**PROBLEM TO WORK ON:** Identify each line holding the string "Properties" and copy it.

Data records
>>>>>

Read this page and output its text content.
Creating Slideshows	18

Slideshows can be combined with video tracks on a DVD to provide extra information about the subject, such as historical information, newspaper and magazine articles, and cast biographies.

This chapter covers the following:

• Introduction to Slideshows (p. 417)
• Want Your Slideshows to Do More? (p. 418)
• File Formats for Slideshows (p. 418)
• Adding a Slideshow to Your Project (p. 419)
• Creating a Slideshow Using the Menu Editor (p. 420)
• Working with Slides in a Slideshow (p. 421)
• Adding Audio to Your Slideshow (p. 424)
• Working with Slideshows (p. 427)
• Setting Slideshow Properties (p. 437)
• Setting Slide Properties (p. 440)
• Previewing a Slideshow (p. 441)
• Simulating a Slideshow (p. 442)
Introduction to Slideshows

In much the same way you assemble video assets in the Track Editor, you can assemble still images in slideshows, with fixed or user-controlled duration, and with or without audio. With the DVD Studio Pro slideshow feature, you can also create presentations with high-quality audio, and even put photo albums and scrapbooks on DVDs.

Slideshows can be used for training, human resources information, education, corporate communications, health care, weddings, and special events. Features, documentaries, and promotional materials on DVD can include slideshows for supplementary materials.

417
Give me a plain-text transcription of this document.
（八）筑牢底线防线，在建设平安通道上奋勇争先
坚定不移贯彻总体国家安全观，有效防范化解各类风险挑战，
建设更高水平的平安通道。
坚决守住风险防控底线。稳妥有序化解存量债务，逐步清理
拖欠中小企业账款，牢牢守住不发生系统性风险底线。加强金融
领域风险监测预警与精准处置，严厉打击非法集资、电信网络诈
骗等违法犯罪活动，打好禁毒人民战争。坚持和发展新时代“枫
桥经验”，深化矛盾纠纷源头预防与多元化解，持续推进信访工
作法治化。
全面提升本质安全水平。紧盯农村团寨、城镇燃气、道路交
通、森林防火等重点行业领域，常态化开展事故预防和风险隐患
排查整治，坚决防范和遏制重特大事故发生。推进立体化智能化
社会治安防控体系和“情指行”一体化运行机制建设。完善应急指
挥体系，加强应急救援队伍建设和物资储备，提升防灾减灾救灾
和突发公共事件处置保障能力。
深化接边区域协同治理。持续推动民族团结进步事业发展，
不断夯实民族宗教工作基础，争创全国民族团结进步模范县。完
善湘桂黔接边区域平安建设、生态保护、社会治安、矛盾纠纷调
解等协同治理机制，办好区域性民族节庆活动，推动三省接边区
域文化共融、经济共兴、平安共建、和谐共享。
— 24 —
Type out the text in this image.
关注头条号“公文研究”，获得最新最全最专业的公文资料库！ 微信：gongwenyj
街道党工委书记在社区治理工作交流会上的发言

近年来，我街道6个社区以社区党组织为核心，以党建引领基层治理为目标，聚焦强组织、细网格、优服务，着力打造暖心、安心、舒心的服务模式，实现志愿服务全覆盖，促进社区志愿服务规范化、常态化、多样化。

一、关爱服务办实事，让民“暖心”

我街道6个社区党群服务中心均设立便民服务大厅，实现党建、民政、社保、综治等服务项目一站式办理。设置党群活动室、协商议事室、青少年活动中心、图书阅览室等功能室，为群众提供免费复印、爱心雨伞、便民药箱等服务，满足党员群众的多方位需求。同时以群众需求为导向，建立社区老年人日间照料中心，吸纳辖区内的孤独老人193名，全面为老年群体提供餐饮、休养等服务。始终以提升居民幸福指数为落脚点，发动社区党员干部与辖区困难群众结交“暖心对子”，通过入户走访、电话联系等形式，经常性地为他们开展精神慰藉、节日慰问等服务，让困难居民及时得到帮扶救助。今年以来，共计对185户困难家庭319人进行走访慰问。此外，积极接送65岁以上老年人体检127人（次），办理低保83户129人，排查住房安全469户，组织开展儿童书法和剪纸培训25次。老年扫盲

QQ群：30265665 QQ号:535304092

<<<<<

**WRITTEN ANSWER:**
• Setting Slideshow Properties (p. 437)
• Setting Slide Properties (p. 440)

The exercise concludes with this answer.